## PROBLEM STATEMENT
Scan the lines below for the string "JSON" and report how many lines contain it, giving only the number.

## RECORDS FOR THIS TASK
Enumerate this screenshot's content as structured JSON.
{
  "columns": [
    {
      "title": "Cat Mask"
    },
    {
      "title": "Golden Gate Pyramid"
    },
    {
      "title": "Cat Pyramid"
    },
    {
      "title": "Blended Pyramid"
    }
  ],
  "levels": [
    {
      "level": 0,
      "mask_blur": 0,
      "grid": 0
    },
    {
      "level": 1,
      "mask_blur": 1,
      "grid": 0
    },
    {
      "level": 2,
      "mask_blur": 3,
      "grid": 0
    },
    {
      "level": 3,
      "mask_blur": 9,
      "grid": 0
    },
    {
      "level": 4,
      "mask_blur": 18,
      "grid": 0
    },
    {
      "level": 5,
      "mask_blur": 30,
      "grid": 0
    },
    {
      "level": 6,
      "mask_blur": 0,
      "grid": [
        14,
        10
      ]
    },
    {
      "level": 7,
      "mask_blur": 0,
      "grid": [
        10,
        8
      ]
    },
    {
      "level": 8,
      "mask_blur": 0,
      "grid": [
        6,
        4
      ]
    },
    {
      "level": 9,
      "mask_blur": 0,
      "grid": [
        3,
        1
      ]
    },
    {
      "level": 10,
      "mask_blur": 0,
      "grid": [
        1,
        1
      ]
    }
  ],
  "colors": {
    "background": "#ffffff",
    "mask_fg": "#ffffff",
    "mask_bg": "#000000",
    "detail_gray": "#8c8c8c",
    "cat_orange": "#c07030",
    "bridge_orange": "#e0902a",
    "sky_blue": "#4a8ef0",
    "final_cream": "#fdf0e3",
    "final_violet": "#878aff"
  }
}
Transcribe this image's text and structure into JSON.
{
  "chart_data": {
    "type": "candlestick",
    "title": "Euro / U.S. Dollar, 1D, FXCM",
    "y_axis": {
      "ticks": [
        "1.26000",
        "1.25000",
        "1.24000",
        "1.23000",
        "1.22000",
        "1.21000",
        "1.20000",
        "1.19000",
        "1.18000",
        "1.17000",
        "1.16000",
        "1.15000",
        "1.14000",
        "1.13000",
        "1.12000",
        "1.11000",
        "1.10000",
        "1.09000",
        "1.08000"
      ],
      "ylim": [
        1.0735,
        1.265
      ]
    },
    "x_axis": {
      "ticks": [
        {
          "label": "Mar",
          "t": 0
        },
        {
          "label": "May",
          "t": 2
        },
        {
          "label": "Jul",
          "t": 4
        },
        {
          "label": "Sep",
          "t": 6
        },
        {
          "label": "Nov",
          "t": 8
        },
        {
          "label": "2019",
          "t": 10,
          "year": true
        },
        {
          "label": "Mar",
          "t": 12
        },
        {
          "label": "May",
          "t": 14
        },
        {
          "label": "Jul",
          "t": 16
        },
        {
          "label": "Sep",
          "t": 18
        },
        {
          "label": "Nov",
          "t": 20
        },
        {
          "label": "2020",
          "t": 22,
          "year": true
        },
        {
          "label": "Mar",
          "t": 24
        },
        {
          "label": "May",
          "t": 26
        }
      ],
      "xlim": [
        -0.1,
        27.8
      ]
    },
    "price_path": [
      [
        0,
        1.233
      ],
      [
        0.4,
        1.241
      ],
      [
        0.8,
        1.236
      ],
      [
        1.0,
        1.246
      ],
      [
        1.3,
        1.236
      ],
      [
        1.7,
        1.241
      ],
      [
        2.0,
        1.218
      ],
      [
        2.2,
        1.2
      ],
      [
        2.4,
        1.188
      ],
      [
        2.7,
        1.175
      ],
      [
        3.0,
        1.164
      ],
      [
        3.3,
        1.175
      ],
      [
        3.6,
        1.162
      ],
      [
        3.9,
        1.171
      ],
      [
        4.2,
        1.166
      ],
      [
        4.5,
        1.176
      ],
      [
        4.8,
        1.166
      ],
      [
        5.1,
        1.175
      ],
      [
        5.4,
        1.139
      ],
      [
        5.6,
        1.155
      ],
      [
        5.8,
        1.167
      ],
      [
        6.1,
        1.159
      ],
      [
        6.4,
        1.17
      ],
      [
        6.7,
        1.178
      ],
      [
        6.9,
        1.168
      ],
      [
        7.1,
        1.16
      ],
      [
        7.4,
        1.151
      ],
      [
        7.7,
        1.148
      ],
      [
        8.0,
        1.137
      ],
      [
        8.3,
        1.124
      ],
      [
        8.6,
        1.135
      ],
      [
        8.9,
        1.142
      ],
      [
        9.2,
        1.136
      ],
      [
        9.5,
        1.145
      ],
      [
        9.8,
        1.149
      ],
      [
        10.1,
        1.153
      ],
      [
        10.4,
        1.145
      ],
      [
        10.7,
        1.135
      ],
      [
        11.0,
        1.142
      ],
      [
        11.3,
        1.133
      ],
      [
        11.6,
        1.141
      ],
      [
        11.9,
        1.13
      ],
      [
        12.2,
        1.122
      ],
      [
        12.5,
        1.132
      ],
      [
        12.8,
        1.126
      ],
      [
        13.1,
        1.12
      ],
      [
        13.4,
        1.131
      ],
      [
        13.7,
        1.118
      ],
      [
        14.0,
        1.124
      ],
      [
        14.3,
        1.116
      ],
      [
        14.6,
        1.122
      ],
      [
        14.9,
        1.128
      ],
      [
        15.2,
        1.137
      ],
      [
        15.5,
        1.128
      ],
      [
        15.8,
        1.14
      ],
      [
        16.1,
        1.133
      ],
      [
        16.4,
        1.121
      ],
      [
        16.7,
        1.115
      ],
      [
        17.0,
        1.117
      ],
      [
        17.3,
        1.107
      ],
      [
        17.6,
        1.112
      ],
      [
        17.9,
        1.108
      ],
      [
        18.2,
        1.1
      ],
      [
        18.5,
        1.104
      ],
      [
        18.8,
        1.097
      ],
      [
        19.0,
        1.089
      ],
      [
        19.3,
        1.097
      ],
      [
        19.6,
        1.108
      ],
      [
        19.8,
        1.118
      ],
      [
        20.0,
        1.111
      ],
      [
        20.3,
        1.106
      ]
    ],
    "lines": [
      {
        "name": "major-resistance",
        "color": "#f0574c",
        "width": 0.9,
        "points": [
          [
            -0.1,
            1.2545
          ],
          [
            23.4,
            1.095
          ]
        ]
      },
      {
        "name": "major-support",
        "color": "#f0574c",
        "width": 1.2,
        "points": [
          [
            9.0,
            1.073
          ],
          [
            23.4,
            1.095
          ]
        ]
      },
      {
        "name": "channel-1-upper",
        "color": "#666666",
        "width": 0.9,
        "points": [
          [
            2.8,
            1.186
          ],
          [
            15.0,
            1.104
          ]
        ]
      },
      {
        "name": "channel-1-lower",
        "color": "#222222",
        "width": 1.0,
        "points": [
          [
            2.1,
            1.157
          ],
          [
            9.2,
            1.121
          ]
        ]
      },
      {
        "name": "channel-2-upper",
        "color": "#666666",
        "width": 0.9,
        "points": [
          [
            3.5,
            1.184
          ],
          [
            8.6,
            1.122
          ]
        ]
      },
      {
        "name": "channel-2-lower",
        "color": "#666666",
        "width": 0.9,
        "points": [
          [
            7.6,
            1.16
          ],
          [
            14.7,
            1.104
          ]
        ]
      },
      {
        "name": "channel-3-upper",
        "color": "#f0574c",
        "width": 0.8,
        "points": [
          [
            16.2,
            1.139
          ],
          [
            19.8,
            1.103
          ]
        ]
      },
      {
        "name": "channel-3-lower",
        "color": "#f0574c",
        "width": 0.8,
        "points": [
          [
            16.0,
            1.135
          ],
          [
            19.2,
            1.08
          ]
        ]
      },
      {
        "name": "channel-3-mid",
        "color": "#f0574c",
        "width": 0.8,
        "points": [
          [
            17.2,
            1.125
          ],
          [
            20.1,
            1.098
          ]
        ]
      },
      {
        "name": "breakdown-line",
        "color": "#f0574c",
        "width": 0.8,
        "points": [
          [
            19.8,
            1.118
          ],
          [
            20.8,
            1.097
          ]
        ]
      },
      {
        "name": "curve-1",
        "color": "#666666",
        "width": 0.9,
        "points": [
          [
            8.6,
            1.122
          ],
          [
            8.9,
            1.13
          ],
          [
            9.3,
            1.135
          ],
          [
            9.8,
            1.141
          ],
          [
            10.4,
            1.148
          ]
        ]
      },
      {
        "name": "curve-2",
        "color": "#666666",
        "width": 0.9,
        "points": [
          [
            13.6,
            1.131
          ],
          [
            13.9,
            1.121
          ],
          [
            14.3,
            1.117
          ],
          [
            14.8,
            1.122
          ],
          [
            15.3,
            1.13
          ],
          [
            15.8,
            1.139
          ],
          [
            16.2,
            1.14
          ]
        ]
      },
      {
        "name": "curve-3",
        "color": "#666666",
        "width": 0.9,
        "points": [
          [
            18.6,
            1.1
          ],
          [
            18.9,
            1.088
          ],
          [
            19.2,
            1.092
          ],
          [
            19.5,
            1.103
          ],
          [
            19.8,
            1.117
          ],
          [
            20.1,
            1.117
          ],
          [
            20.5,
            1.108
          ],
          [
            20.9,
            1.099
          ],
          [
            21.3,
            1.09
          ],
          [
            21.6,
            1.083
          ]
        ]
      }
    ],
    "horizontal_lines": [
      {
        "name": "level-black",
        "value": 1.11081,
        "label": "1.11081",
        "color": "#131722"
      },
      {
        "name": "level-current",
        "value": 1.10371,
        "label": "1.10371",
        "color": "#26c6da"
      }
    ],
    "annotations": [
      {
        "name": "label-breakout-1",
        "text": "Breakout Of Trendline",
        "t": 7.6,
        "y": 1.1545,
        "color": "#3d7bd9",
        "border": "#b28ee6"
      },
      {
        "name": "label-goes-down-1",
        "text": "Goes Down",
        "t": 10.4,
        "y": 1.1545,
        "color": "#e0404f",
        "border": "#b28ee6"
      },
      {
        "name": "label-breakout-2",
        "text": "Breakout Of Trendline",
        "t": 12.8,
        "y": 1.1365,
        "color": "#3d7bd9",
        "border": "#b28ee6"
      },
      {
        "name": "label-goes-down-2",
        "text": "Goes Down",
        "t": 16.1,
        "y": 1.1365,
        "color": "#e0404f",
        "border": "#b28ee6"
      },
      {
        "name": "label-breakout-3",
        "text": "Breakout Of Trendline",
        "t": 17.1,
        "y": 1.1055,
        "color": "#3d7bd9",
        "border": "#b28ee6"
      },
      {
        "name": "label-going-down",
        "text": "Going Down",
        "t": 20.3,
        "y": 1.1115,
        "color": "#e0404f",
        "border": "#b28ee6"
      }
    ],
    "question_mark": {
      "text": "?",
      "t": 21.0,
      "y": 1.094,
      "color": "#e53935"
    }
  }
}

## SOLUTION TO THIS EXERCISE
2